**Stated goal:** Every entry here needs to be repeated exactly.
----
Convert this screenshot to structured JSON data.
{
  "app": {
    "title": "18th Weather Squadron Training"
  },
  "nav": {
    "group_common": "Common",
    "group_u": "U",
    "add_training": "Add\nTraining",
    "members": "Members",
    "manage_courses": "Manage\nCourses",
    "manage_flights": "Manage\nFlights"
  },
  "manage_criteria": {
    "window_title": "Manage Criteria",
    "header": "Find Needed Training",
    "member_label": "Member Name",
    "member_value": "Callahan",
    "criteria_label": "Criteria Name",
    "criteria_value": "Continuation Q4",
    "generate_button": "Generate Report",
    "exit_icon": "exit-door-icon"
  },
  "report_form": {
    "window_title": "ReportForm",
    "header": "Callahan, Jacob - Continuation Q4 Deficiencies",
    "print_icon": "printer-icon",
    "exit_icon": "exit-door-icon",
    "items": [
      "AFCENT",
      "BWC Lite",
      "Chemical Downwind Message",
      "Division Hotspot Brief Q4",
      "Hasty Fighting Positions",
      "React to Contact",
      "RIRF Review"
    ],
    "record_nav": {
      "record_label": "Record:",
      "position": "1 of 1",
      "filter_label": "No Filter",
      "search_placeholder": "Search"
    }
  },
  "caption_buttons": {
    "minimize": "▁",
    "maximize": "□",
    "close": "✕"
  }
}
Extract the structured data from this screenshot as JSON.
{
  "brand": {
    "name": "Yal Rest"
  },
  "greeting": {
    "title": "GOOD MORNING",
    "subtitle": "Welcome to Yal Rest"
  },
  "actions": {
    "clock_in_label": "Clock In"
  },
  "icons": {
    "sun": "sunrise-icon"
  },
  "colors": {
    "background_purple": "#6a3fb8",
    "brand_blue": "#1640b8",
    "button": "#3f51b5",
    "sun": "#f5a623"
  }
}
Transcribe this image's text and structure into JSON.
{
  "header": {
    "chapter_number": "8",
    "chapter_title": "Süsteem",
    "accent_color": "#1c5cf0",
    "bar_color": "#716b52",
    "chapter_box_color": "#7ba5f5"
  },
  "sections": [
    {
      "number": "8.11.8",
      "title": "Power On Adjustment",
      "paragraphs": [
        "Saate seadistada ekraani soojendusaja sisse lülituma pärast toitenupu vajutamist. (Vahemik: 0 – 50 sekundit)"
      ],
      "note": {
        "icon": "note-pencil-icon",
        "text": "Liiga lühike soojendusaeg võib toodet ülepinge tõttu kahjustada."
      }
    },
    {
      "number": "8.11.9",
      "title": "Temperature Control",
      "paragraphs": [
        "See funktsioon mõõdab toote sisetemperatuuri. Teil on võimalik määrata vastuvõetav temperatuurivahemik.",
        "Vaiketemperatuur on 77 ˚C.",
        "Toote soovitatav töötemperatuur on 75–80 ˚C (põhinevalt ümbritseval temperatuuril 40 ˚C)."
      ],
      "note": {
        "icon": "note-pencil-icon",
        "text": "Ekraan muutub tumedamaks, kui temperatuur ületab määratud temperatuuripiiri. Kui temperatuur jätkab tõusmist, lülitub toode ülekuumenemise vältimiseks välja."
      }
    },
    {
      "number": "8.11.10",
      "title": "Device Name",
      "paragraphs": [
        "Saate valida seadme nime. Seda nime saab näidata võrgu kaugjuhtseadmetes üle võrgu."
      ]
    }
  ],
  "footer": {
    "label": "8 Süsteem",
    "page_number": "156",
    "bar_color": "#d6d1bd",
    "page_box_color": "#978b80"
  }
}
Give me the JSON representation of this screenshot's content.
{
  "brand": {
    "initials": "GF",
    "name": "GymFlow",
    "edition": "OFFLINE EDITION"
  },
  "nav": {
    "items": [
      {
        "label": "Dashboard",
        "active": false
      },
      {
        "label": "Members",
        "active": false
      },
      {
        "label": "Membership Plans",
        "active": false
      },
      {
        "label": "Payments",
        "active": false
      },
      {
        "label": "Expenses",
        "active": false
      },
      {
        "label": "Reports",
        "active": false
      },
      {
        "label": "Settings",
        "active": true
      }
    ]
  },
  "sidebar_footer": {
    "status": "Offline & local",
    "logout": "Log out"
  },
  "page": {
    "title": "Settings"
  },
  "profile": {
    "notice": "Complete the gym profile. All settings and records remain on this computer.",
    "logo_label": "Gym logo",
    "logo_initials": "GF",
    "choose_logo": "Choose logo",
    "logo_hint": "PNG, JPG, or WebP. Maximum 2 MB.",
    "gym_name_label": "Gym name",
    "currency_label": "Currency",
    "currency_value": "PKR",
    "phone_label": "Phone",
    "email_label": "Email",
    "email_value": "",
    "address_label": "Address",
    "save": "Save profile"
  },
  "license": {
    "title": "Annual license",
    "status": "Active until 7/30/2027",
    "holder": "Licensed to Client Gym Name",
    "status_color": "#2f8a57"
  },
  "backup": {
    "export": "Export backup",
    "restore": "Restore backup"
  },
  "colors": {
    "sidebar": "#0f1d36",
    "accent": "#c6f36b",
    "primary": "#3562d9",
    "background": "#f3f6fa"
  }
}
----
**Exercise solution:**
Convert this screenshot to structured JSON data.
{
  "app": {
    "title": "18th Weather Squadron Training"
  },
  "nav": {
    "group_common": "Common",
    "group_u": "U",
    "add_training": "Add\nTraining",
    "members": "Members",
    "manage_courses": "Manage\nCourses",
    "manage_flights": "Manage\nFlights"
  },
  "manage_criteria": {
    "window_title": "Manage Criteria",
    "header": "Find Needed Training",
    "member_label": "Member Name",
    "member_value": "Callahan",
    "criteria_label": "Criteria Name",
    "criteria_value": "Continuation Q4",
    "generate_button": "Generate Report",
    "exit_icon": "exit-door-icon"
  },
  "report_form": {
    "window_title": "ReportForm",
    "header": "Callahan, Jacob - Continuation Q4 Deficiencies",
    "print_icon": "printer-icon",
    "exit_icon": "exit-door-icon",
    "items": [
      "AFCENT",
      "BWC Lite",
      "Chemical Downwind Message",
      "Division Hotspot Brief Q4",
      "Hasty Fighting Positions",
      "React to Contact",
      "RIRF Review"
    ],
    "record_nav": {
      "record_label": "Record:",
      "position": "1 of 1",
      "filter_label": "No Filter",
      "search_placeholder": "Search"
    }
  },
  "caption_buttons": {
    "minimize": "▁",
    "maximize": "□",
    "close": "✕"
  }
}
Extract the structured data from this screenshot as JSON.
{
  "brand": {
    "name": "Yal Rest"
  },
  "greeting": {
    "title": "GOOD MORNING",
    "subtitle": "Welcome to Yal Rest"
  },
  "actions": {
    "clock_in_label": "Clock In"
  },
  "icons": {
    "sun": "sunrise-icon"
  },
  "colors": {
    "background_purple": "#6a3fb8",
    "brand_blue": "#1640b8",
    "button": "#3f51b5",
    "sun": "#f5a623"
  }
}
Transcribe this image's text and structure into JSON.
{
  "header": {
    "chapter_number": "8",
    "chapter_title": "Süsteem",
    "accent_color": "#1c5cf0",
    "bar_color": "#716b52",
    "chapter_box_color": "#7ba5f5"
  },
  "sections": [
    {
      "number": "8.11.8",
      "title": "Power On Adjustment",
      "paragraphs": [
        "Saate seadistada ekraani soojendusaja sisse lülituma pärast toitenupu vajutamist. (Vahemik: 0 – 50 sekundit)"
      ],
      "note": {
        "icon": "note-pencil-icon",
        "text": "Liiga lühike soojendusaeg võib toodet ülepinge tõttu kahjustada."
      }
    },
    {
      "number": "8.11.9",
      "title": "Temperature Control",
      "paragraphs": [
        "See funktsioon mõõdab toote sisetemperatuuri. Teil on võimalik määrata vastuvõetav temperatuurivahemik.",
        "Vaiketemperatuur on 77 ˚C.",
        "Toote soovitatav töötemperatuur on 75–80 ˚C (põhinevalt ümbritseval temperatuuril 40 ˚C)."
      ],
      "note": {
        "icon": "note-pencil-icon",
        "text": "Ekraan muutub tumedamaks, kui temperatuur ületab määratud temperatuuripiiri. Kui temperatuur jätkab tõusmist, lülitub toode ülekuumenemise vältimiseks välja."
      }
    },
    {
      "number": "8.11.10",
      "title": "Device Name",
      "paragraphs": [
        "Saate valida seadme nime. Seda nime saab näidata võrgu kaugjuhtseadmetes üle võrgu."
      ]
    }
  ],
  "footer": {
    "label": "8 Süsteem",
    "page_number": "156",
    "bar_color": "#d6d1bd",
    "page_box_color": "#978b80"
  }
}
Give me the JSON representation of this screenshot's content.
{
  "brand": {
    "initials": "GF",
    "name": "GymFlow",
    "edition": "OFFLINE EDITION"
  },
  "nav": {
    "items": [
      {
        "label": "Dashboard",
        "active": false
      },
      {
        "label": "Members",
        "active": false
      },
      {
        "label": "Membership Plans",
        "active": false
      },
      {
        "label": "Payments",
        "active": false
      },
      {
        "label": "Expenses",
        "active": false
      },
      {
        "label": "Reports",
        "active": false
      },
      {
        "label": "Settings",
        "active": true
      }
    ]
  },
  "sidebar_footer": {
    "status": "Offline & local",
    "logout": "Log out"
  },
  "page": {
    "title": "Settings"
  },
  "profile": {
    "notice": "Complete the gym profile. All settings and records remain on this computer.",
    "logo_label": "Gym logo",
    "logo_initials": "GF",
    "choose_logo": "Choose logo",
    "logo_hint": "PNG, JPG, or WebP. Maximum 2 MB.",
    "gym_name_label": "Gym name",
    "currency_label": "Currency",
    "currency_value": "PKR",
    "phone_label": "Phone",
    "email_label": "Email",
    "email_value": "",
    "address_label": "Address",
    "save": "Save profile"
  },
  "license": {
    "title": "Annual license",
    "status": "Active until 7/30/2027",
    "holder": "Licensed to Client Gym Name",
    "status_color": "#2f8a57"
  },
  "backup": {
    "export": "Export backup",
    "restore": "Restore backup"
  },
  "colors": {
    "sidebar": "#0f1d36",
    "accent": "#c6f36b",
    "primary": "#3562d9",
    "background": "#f3f6fa"
  }
}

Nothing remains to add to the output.